═══ DATA IN THIS EXERCISE ═══

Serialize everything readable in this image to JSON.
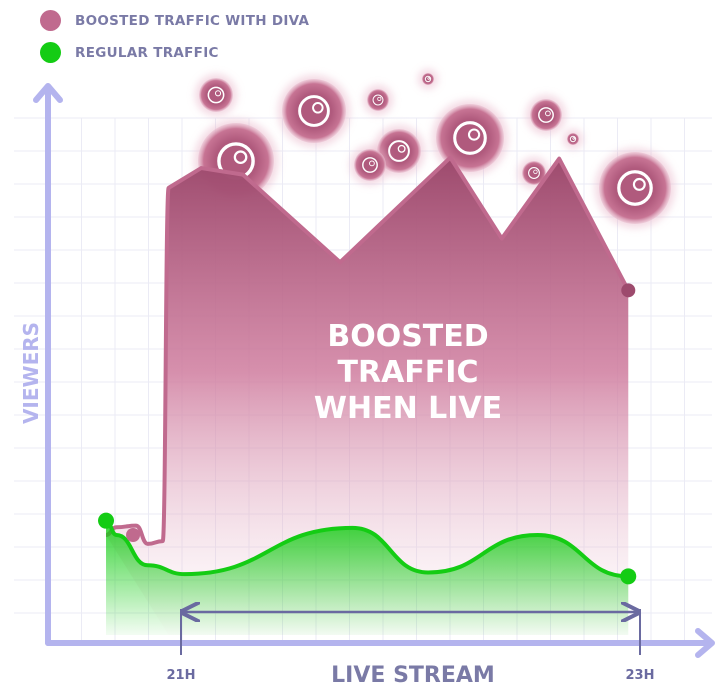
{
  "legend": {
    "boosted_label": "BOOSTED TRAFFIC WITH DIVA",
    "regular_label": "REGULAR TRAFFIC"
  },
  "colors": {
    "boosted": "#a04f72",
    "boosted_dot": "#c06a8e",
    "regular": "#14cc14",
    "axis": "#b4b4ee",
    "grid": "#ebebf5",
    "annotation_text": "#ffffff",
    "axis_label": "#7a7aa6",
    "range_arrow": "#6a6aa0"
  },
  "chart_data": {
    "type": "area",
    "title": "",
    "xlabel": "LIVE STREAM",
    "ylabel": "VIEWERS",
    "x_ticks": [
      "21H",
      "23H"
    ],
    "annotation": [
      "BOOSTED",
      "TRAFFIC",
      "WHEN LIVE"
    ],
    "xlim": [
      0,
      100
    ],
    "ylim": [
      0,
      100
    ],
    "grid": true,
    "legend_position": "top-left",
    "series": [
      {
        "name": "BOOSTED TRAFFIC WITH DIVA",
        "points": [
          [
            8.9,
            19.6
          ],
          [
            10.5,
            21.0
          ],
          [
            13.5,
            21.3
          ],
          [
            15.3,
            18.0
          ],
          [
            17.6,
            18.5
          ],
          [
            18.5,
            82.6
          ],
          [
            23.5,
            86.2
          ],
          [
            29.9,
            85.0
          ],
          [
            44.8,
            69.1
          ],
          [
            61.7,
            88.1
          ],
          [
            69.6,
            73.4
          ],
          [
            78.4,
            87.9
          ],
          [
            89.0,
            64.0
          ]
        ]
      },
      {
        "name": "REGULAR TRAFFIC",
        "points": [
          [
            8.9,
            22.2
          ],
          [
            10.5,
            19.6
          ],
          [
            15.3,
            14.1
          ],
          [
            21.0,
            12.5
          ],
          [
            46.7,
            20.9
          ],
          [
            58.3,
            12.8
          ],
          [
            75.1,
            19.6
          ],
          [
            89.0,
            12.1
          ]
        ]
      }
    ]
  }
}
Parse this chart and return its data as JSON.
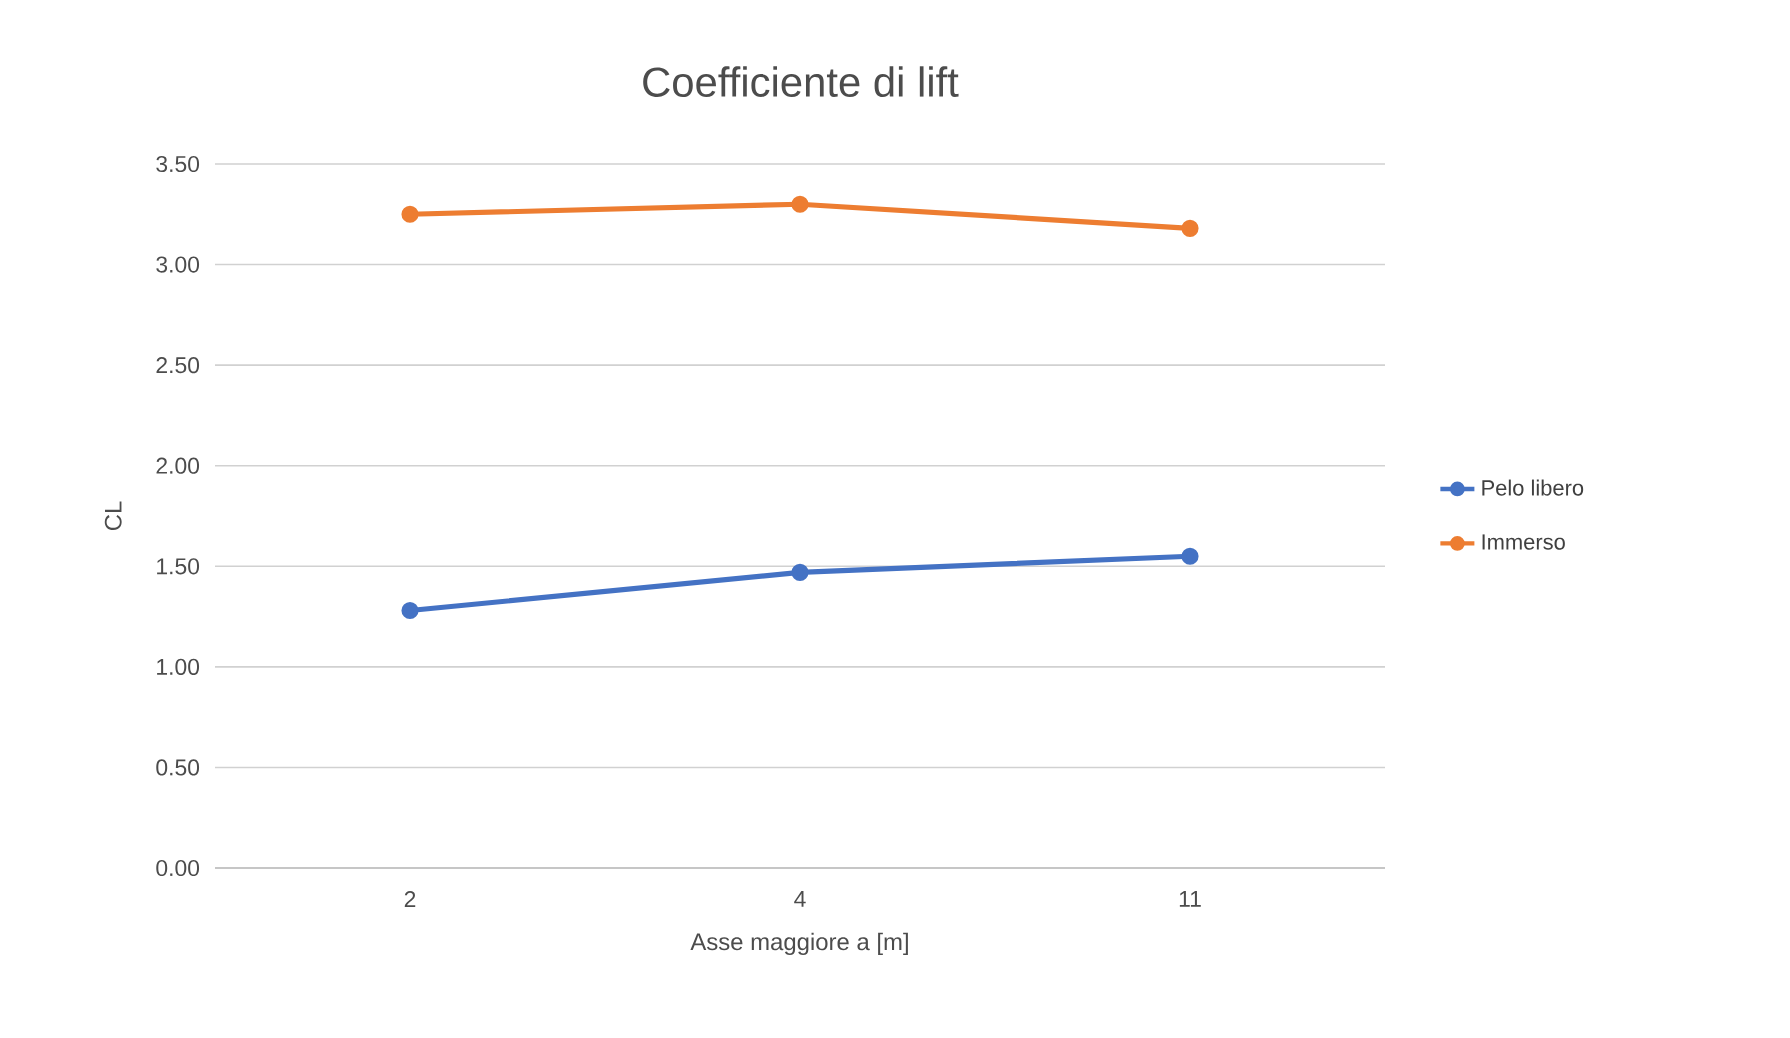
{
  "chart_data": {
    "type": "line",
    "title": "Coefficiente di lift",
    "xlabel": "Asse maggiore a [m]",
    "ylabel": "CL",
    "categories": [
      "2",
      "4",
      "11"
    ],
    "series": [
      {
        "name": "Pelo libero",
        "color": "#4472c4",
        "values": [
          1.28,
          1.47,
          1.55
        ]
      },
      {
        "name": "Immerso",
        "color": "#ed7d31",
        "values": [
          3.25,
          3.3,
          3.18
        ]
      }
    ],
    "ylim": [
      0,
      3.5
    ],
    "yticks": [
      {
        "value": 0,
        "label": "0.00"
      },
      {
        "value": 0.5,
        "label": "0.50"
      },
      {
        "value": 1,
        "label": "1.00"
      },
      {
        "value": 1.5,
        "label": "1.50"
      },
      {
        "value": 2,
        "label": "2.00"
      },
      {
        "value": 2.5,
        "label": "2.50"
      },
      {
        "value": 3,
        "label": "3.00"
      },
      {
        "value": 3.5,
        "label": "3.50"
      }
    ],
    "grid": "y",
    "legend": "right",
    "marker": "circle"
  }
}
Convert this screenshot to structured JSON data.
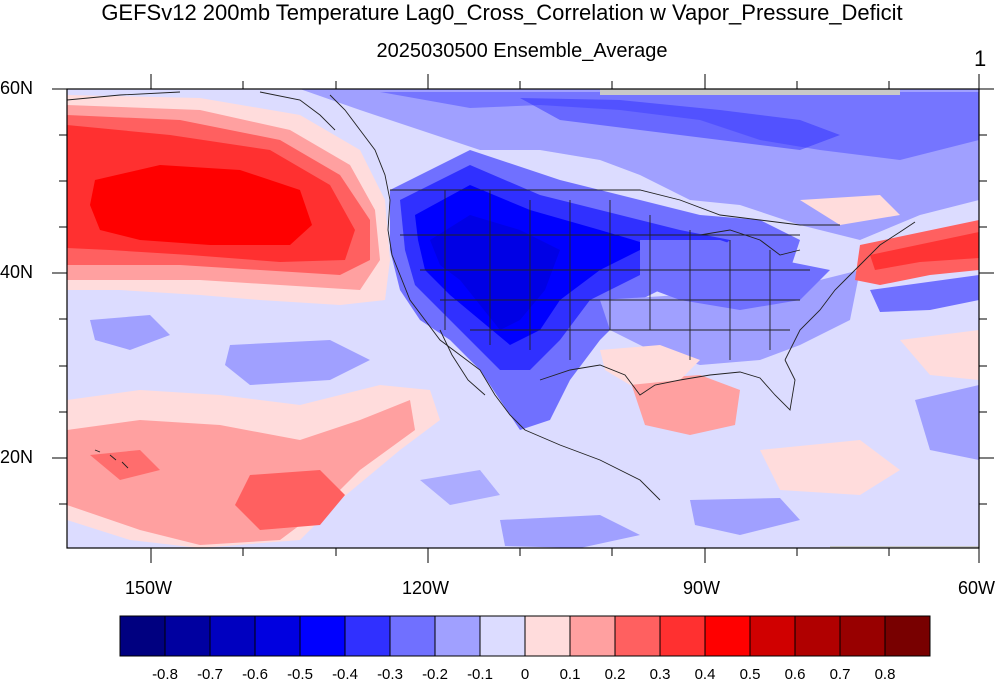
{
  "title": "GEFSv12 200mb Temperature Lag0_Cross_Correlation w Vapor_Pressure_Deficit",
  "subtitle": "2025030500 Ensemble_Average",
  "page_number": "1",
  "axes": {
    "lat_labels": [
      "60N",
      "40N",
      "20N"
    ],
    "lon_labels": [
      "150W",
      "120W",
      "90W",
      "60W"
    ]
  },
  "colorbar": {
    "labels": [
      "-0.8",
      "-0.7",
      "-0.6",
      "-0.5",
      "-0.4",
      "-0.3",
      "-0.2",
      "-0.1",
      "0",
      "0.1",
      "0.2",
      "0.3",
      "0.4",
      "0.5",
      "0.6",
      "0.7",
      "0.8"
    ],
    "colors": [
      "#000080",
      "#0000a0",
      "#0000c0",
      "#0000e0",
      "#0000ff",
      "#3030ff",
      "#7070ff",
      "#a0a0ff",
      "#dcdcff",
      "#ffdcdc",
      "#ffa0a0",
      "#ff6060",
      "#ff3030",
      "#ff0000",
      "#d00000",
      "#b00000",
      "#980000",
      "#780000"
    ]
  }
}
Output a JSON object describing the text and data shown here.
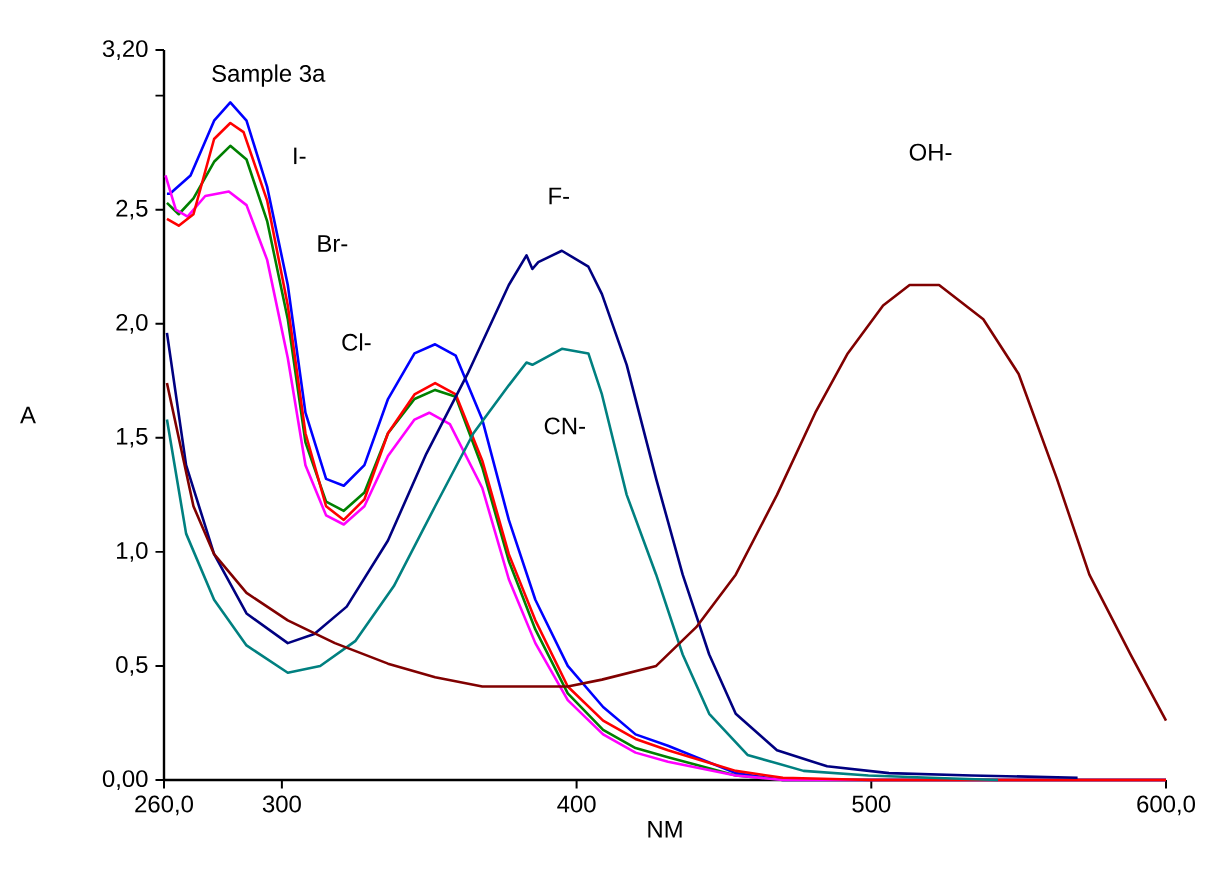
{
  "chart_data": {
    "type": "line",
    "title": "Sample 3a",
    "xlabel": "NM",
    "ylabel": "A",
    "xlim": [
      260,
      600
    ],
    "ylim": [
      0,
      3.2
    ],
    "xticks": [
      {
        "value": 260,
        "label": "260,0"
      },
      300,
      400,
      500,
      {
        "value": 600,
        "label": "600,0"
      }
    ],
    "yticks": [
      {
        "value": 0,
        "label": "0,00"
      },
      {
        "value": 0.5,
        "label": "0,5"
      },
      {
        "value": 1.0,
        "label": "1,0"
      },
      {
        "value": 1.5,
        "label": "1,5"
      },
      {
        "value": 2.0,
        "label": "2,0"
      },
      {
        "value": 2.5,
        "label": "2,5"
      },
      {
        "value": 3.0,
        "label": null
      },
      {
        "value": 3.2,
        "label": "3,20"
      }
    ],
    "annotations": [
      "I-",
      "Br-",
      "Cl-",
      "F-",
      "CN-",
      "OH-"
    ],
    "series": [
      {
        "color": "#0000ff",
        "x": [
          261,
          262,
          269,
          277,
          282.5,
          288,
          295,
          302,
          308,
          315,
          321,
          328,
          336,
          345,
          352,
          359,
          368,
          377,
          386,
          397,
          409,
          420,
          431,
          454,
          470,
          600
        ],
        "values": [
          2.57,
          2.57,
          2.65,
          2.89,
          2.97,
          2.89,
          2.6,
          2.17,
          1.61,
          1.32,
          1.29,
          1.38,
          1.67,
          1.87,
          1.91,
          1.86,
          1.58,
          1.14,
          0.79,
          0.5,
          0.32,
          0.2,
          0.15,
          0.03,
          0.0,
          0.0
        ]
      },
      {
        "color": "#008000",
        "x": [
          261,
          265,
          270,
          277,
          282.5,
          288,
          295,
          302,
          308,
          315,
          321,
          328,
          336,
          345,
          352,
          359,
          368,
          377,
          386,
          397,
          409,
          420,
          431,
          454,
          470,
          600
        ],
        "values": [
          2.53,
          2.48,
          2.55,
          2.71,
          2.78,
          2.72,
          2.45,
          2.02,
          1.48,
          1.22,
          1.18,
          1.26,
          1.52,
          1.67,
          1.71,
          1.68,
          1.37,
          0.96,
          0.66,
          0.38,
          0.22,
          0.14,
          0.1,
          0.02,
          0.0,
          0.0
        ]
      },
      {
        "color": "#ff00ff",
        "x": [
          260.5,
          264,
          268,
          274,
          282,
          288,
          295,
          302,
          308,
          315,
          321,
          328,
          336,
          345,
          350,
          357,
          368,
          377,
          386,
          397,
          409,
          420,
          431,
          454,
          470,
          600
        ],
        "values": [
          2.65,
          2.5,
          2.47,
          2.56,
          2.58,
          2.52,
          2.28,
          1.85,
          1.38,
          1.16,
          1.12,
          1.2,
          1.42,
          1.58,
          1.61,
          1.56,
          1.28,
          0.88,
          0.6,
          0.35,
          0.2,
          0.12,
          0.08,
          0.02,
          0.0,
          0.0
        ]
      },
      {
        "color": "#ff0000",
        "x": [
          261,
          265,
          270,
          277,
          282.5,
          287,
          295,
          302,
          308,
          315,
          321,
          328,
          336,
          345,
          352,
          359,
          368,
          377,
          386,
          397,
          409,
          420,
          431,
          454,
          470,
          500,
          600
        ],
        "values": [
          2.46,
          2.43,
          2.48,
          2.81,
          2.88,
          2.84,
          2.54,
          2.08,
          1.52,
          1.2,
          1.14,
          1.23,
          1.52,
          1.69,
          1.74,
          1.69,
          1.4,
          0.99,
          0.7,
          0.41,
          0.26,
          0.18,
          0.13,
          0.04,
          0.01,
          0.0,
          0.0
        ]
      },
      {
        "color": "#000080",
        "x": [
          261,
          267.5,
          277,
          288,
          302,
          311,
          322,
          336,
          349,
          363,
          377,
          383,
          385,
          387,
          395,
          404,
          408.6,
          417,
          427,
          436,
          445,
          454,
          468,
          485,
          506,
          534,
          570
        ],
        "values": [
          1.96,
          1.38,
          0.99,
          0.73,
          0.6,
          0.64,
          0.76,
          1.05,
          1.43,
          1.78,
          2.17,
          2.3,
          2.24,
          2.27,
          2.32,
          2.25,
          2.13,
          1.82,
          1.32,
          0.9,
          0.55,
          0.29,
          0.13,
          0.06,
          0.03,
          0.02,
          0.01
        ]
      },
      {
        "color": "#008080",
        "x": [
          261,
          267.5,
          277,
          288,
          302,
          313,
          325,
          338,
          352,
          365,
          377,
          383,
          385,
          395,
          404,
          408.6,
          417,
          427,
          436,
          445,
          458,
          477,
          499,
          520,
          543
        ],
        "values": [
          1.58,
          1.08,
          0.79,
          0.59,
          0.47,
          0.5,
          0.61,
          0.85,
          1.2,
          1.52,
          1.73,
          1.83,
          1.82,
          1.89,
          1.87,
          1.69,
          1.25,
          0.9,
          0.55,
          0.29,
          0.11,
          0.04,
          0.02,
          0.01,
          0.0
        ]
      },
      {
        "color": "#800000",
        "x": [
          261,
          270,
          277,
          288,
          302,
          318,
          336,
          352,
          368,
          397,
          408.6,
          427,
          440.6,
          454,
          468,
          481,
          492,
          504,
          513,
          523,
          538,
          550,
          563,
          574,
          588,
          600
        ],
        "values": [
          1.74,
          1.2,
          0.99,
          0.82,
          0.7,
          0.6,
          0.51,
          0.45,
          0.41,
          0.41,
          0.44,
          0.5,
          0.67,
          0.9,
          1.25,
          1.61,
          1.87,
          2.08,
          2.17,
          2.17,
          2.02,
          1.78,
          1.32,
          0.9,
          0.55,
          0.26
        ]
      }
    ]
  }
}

═══

Gather all lines where the word "JSON" appears.

** RESULT BELOW **
Serialize everything readable in this image to JSON.
Parse this chart and return its data as JSON.
Convert this screenshot to structured JSON data.
Output a JSON object describing the text and data shown here.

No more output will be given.